• **PROBLEM REQUIREMENTS**
Read the lines below. Copy out any that hold the string "которых".
-- BEGIN AVAILABLE RECORDS --
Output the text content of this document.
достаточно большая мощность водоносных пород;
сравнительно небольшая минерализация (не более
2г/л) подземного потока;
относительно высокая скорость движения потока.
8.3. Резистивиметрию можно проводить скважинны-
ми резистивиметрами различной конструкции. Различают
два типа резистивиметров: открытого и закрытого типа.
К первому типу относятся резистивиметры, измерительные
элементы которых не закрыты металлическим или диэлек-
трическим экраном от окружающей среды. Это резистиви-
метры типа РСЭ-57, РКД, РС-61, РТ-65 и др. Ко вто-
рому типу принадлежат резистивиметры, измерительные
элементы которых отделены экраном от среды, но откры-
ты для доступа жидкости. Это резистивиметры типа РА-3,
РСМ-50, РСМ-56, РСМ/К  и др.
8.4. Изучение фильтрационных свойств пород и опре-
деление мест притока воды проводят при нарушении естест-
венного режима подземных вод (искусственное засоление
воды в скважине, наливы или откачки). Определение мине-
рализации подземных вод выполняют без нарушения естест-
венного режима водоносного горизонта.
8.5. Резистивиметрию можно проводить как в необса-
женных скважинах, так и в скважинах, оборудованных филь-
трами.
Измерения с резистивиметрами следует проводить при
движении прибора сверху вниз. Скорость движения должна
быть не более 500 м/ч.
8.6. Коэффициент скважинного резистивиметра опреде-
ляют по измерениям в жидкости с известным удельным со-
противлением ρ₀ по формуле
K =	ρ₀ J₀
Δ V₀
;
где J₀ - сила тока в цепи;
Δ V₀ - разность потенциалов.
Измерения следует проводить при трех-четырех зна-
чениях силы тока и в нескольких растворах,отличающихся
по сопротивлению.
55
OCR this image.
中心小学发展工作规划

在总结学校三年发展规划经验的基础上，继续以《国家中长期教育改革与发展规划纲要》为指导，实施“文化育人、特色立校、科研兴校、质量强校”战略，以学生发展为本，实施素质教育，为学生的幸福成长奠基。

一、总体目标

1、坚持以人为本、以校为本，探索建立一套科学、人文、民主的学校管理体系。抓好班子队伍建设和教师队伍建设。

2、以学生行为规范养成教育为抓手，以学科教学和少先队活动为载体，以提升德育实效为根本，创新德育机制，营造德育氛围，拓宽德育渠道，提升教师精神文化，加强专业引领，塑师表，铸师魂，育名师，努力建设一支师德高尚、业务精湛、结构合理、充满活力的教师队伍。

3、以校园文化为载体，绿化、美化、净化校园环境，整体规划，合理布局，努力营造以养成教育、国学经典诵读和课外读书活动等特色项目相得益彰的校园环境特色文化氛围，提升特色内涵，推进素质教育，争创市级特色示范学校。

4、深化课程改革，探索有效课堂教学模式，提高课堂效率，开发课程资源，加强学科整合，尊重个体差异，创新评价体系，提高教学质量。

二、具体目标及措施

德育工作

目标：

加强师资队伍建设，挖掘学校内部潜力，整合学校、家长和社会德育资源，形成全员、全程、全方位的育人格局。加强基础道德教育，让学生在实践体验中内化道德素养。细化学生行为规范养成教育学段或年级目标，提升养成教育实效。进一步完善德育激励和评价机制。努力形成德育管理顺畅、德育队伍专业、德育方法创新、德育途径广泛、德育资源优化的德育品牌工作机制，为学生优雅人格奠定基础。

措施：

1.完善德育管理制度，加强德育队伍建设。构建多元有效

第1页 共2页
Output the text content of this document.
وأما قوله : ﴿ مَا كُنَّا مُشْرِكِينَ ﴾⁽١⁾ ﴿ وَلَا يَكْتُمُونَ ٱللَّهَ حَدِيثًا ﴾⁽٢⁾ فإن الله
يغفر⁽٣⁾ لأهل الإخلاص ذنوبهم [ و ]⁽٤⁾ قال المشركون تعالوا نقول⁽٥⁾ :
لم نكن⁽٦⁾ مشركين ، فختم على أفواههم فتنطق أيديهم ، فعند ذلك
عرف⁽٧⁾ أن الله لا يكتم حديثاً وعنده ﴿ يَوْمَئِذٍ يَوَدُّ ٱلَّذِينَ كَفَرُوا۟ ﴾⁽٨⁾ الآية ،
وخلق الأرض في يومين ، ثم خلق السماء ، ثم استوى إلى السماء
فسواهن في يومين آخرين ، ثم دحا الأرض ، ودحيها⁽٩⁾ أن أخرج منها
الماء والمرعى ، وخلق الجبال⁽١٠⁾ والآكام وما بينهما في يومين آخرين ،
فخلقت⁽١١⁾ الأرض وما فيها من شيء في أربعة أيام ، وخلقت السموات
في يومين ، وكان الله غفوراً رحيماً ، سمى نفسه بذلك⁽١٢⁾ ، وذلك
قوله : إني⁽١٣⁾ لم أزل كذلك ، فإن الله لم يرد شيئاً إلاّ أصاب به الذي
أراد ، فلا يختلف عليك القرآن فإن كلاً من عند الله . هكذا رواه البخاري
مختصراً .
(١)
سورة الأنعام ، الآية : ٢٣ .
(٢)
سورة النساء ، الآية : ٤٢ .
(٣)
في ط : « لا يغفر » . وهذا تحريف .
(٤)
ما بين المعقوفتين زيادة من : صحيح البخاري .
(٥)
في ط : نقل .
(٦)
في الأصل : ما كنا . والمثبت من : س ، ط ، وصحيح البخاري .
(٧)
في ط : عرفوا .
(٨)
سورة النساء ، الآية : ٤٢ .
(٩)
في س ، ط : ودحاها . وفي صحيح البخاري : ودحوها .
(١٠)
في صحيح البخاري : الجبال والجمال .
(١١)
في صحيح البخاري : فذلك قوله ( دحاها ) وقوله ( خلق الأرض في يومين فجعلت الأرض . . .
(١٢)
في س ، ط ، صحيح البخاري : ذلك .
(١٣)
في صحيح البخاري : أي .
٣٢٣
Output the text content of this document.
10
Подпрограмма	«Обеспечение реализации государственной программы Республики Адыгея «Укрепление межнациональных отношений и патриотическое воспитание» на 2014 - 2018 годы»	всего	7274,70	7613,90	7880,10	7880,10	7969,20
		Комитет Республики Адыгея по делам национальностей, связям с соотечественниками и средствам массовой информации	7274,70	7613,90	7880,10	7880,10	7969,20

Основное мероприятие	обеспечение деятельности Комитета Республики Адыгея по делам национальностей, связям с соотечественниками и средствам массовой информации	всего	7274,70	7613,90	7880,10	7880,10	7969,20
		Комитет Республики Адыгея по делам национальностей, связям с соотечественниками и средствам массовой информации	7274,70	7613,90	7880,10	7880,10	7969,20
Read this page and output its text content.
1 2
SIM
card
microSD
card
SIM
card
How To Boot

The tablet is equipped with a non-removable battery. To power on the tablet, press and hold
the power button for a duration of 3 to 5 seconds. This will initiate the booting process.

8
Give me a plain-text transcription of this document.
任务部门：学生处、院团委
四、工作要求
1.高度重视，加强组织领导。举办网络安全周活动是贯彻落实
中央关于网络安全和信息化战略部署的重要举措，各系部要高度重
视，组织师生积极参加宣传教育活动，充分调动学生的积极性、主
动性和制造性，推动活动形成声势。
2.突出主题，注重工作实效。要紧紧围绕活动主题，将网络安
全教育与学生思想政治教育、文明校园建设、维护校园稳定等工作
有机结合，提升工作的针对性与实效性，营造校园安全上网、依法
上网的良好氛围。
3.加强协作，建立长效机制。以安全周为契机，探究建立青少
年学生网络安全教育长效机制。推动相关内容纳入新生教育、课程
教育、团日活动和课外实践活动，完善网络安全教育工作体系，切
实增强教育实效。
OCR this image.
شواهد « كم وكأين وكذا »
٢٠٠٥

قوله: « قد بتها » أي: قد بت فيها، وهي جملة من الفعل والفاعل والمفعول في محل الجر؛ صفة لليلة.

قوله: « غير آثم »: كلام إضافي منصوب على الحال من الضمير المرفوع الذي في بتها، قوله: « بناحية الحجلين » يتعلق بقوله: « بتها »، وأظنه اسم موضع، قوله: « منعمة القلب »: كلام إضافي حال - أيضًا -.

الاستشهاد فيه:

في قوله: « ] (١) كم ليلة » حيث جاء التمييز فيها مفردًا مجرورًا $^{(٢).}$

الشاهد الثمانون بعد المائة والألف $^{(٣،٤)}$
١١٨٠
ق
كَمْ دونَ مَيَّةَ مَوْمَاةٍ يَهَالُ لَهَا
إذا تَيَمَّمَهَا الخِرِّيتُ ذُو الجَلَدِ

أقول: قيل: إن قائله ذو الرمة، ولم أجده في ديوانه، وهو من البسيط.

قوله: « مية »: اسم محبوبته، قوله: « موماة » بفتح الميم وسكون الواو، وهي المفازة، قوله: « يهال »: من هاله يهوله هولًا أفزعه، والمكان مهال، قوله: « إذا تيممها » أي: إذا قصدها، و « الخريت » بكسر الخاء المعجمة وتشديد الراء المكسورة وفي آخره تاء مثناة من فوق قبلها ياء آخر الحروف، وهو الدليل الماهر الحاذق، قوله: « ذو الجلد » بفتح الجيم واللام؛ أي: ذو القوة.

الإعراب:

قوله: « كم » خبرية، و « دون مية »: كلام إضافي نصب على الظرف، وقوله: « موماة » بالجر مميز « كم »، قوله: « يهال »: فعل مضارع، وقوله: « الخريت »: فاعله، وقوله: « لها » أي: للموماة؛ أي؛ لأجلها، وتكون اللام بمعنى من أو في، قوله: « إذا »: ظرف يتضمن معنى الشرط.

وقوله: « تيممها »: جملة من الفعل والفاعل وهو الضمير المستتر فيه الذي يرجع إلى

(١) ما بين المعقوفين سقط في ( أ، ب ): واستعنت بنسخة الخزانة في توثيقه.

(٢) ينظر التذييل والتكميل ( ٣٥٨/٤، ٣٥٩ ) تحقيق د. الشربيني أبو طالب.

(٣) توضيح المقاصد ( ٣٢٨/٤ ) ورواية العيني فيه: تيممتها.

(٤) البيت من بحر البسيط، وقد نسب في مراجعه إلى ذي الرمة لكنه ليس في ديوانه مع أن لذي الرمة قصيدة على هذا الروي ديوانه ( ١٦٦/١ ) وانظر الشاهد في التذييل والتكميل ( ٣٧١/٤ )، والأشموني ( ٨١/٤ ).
-- END AVAILABLE RECORDS --
• **RESPONSE TO THE TASK**
элементы которых не закрыты металлическим или диэлек-
элементы которых отделены экраном от среды, но откры-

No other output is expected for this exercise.